***** Listed entries *****
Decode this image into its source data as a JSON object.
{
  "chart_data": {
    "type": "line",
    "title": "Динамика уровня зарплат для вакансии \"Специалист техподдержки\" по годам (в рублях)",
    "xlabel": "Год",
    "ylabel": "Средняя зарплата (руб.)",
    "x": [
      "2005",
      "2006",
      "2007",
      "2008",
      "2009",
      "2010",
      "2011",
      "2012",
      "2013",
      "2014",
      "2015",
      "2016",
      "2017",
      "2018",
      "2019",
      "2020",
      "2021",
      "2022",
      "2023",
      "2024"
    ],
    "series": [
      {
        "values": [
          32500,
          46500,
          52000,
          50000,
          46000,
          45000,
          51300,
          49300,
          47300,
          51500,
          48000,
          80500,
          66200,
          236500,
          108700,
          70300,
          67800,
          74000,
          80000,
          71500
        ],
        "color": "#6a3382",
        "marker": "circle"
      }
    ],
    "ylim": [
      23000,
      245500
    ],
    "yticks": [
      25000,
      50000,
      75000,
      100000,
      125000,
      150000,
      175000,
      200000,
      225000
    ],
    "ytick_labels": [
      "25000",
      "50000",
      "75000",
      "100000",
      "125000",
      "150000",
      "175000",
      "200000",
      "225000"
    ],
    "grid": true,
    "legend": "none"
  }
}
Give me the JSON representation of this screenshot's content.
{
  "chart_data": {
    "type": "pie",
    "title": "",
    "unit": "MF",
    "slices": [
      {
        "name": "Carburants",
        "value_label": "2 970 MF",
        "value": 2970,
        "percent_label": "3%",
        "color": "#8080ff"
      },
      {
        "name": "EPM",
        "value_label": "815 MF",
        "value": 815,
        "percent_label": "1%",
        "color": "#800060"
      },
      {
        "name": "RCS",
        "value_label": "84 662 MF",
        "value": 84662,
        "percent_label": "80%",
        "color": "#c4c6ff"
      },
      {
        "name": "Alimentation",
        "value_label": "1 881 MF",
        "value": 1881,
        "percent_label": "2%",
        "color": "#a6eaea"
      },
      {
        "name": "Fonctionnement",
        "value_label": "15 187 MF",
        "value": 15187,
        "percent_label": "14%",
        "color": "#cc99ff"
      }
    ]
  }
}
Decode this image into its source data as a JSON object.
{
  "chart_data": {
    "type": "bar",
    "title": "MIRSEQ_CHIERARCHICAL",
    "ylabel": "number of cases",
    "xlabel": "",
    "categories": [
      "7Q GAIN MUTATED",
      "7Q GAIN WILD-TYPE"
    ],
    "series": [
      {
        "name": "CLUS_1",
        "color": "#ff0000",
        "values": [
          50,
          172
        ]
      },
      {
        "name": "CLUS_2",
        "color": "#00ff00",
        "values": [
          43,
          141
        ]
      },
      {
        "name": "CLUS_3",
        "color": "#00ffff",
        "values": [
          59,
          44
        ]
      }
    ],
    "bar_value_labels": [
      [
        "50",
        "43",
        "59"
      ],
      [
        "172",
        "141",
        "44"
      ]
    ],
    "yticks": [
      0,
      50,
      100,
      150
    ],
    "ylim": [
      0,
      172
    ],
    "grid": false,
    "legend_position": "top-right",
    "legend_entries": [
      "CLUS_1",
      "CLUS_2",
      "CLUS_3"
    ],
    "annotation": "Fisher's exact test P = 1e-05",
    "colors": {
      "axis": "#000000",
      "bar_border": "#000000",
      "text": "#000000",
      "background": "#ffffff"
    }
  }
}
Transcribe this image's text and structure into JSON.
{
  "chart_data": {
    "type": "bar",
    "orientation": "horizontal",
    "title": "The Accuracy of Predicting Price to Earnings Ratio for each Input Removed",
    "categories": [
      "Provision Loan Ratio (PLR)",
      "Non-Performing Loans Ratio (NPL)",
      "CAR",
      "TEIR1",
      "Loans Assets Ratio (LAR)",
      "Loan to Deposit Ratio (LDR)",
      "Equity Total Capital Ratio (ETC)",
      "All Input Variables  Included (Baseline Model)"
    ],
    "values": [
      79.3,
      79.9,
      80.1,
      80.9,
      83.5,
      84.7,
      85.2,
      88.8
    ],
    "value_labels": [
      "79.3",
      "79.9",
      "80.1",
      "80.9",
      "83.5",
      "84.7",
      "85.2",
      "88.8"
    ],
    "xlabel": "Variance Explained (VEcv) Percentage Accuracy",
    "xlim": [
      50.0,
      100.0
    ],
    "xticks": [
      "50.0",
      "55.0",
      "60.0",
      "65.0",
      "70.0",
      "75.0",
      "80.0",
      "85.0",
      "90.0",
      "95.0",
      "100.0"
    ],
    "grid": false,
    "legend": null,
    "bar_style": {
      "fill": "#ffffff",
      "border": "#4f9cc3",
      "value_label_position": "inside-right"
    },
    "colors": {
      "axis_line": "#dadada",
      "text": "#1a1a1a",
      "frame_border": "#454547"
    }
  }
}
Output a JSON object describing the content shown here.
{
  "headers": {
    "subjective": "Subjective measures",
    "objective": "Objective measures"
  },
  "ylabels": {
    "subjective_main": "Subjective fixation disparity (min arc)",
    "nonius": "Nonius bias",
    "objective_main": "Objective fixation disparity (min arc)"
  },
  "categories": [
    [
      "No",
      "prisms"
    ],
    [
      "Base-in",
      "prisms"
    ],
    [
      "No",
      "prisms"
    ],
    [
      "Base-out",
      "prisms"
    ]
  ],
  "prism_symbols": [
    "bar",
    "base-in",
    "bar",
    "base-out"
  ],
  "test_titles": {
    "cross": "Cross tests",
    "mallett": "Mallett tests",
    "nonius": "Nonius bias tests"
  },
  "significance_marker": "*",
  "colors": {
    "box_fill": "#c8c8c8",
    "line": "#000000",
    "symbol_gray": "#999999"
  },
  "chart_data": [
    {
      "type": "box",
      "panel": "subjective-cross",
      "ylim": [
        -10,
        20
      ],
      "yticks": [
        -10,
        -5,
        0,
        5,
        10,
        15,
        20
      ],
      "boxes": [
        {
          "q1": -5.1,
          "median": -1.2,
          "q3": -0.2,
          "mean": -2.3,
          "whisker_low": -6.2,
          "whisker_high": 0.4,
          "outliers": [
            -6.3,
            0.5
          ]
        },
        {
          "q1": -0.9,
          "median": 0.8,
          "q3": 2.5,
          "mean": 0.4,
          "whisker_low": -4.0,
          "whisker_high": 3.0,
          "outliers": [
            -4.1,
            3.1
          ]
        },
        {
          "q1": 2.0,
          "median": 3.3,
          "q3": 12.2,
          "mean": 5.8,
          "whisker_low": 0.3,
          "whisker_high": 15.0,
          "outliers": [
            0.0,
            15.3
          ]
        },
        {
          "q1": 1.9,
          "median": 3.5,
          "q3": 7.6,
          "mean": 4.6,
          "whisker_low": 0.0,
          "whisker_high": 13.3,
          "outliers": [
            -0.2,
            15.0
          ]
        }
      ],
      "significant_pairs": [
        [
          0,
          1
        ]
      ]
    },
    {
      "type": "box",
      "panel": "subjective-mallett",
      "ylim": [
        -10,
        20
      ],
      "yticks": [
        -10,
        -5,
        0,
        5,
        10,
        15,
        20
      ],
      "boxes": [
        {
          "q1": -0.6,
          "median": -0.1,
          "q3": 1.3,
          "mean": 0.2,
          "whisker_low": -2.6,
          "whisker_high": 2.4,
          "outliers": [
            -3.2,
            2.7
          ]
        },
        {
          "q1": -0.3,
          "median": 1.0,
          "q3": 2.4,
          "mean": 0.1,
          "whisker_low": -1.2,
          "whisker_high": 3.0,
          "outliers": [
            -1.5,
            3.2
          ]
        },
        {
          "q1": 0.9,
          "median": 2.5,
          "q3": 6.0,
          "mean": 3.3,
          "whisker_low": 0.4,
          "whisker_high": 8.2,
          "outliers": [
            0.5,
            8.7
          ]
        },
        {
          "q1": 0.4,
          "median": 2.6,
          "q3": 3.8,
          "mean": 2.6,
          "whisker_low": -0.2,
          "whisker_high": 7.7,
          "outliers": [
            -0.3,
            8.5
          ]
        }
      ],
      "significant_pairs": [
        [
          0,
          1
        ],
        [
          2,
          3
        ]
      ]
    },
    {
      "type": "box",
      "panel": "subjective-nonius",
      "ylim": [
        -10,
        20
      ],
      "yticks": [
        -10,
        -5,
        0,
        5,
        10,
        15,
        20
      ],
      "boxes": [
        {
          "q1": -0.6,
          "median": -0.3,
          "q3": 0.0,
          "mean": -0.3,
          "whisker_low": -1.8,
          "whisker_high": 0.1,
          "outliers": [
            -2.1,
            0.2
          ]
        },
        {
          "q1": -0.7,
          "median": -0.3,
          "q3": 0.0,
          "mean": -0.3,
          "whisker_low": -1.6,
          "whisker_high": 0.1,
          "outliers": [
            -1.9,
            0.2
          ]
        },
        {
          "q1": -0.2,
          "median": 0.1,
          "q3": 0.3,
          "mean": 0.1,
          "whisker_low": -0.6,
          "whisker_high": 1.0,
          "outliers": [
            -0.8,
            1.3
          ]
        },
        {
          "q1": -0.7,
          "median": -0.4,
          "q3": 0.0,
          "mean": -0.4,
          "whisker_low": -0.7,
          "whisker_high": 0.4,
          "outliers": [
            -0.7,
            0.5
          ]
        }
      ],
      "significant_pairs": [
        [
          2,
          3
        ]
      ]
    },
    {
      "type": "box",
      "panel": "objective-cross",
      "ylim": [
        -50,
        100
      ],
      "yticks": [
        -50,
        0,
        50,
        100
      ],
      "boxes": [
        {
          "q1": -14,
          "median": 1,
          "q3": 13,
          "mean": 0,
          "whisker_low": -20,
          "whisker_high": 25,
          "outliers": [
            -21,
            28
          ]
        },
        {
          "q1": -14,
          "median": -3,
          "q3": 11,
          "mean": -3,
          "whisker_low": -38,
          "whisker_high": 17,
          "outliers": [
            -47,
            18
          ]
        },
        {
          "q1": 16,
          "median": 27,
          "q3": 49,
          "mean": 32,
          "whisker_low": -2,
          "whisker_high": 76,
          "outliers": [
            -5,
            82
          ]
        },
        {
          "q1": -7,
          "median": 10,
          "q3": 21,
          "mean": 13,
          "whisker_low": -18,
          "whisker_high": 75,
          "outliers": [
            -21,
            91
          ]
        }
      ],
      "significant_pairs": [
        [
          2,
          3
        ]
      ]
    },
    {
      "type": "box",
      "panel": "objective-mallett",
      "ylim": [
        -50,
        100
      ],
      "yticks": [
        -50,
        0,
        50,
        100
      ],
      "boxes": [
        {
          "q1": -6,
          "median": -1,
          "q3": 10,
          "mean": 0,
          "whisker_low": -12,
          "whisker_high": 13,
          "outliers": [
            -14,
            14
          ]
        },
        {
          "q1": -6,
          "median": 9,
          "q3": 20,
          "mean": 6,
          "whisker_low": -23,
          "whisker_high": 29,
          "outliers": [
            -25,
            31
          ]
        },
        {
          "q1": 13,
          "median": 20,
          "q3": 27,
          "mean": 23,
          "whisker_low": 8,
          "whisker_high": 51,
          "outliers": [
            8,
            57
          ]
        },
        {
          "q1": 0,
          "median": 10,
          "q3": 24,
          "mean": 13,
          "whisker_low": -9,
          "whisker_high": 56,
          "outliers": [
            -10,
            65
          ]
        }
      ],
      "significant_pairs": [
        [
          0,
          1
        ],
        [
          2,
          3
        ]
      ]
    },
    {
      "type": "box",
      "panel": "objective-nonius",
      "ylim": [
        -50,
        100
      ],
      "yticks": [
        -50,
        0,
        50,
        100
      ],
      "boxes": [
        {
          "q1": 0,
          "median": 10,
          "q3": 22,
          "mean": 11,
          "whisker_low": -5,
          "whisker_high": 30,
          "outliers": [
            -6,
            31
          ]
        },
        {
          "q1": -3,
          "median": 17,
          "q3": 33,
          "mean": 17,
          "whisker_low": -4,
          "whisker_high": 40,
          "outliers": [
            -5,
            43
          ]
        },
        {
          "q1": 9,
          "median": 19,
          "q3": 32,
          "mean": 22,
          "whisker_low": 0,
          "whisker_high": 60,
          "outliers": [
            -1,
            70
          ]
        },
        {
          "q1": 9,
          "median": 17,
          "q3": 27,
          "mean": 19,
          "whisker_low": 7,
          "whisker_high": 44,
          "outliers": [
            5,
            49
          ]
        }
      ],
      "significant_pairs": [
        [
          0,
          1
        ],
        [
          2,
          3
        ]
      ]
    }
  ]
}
*****
What is required: Find and copy every line in the entries above where the string "Ratio" occurs.

Full response:
    "title": "The Accuracy of Predicting Price to Earnings Ratio for each Input Removed",
      "Provision Loan Ratio (PLR)",
      "Non-Performing Loans Ratio (NPL)",
      "Loans Assets Ratio (LAR)",
      "Loan to Deposit Ratio (LDR)",
      "Equity Total Capital Ratio (ETC)",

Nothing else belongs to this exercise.